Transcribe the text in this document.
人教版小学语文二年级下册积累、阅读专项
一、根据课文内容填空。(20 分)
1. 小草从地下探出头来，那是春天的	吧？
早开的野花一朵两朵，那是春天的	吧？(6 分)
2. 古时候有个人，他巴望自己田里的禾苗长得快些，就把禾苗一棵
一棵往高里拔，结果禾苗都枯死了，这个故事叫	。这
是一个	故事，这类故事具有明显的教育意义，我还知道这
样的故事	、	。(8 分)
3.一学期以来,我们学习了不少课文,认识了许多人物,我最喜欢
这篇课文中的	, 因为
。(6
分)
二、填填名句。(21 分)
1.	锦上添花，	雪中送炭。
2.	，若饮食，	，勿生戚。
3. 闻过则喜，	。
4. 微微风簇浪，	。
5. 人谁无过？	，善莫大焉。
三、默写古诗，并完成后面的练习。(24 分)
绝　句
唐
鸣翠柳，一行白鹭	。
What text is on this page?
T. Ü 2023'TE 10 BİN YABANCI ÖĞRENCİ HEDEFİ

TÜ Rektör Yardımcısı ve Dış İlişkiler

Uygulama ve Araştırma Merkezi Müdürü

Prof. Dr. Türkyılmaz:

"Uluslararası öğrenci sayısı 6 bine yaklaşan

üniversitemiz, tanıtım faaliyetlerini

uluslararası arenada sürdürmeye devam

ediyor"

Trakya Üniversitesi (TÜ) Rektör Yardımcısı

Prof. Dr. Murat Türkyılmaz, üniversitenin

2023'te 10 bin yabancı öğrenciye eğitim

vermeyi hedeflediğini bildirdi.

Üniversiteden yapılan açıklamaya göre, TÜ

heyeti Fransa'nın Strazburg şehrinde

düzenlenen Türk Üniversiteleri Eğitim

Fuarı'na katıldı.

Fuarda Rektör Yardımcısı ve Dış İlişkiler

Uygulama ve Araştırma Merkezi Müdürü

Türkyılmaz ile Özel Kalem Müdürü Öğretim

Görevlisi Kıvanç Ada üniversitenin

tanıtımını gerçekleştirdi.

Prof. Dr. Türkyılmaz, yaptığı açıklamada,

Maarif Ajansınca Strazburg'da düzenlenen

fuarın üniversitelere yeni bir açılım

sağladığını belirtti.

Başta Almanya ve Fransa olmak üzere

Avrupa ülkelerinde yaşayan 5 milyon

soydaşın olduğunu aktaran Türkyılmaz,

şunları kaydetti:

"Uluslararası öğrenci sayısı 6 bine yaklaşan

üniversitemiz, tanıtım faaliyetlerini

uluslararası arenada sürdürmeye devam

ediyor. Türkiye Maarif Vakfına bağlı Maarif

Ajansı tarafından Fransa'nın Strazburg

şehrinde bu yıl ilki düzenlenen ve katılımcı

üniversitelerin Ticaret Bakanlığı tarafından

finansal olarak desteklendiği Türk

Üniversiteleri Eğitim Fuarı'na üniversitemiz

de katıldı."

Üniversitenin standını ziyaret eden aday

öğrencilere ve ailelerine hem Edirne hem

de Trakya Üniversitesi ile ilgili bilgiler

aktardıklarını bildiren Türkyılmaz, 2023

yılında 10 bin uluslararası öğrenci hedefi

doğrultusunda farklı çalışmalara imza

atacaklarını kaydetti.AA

> [TASK PROMPT]: Only the lines from the one containing "What text is on this page?" through the end of the entries above belong in the answer; repeat them exactly.

> [WRITTEN ANSWER]:
What text is on this page?
T. Ü 2023'TE 10 BİN YABANCI ÖĞRENCİ HEDEFİ

TÜ Rektör Yardımcısı ve Dış İlişkiler

Uygulama ve Araştırma Merkezi Müdürü

Prof. Dr. Türkyılmaz:

"Uluslararası öğrenci sayısı 6 bine yaklaşan

üniversitemiz, tanıtım faaliyetlerini

uluslararası arenada sürdürmeye devam

ediyor"

Trakya Üniversitesi (TÜ) Rektör Yardımcısı

Prof. Dr. Murat Türkyılmaz, üniversitenin

2023'te 10 bin yabancı öğrenciye eğitim

vermeyi hedeflediğini bildirdi.

Üniversiteden yapılan açıklamaya göre, TÜ

heyeti Fransa'nın Strazburg şehrinde

düzenlenen Türk Üniversiteleri Eğitim

Fuarı'na katıldı.

Fuarda Rektör Yardımcısı ve Dış İlişkiler

Uygulama ve Araştırma Merkezi Müdürü

Türkyılmaz ile Özel Kalem Müdürü Öğretim

Görevlisi Kıvanç Ada üniversitenin

tanıtımını gerçekleştirdi.

Prof. Dr. Türkyılmaz, yaptığı açıklamada,

Maarif Ajansınca Strazburg'da düzenlenen

fuarın üniversitelere yeni bir açılım

sağladığını belirtti.

Başta Almanya ve Fransa olmak üzere

Avrupa ülkelerinde yaşayan 5 milyon

soydaşın olduğunu aktaran Türkyılmaz,

şunları kaydetti:

"Uluslararası öğrenci sayısı 6 bine yaklaşan

üniversitemiz, tanıtım faaliyetlerini

uluslararası arenada sürdürmeye devam

ediyor. Türkiye Maarif Vakfına bağlı Maarif

Ajansı tarafından Fransa'nın Strazburg

şehrinde bu yıl ilki düzenlenen ve katılımcı

üniversitelerin Ticaret Bakanlığı tarafından

finansal olarak desteklendiği Türk

Üniversiteleri Eğitim Fuarı'na üniversitemiz

de katıldı."

Üniversitenin standını ziyaret eden aday

öğrencilere ve ailelerine hem Edirne hem

de Trakya Üniversitesi ile ilgili bilgiler

aktardıklarını bildiren Türkyılmaz, 2023

yılında 10 bin uluslararası öğrenci hedefi

doğrultusunda farklı çalışmalara imza

atacaklarını kaydetti.AA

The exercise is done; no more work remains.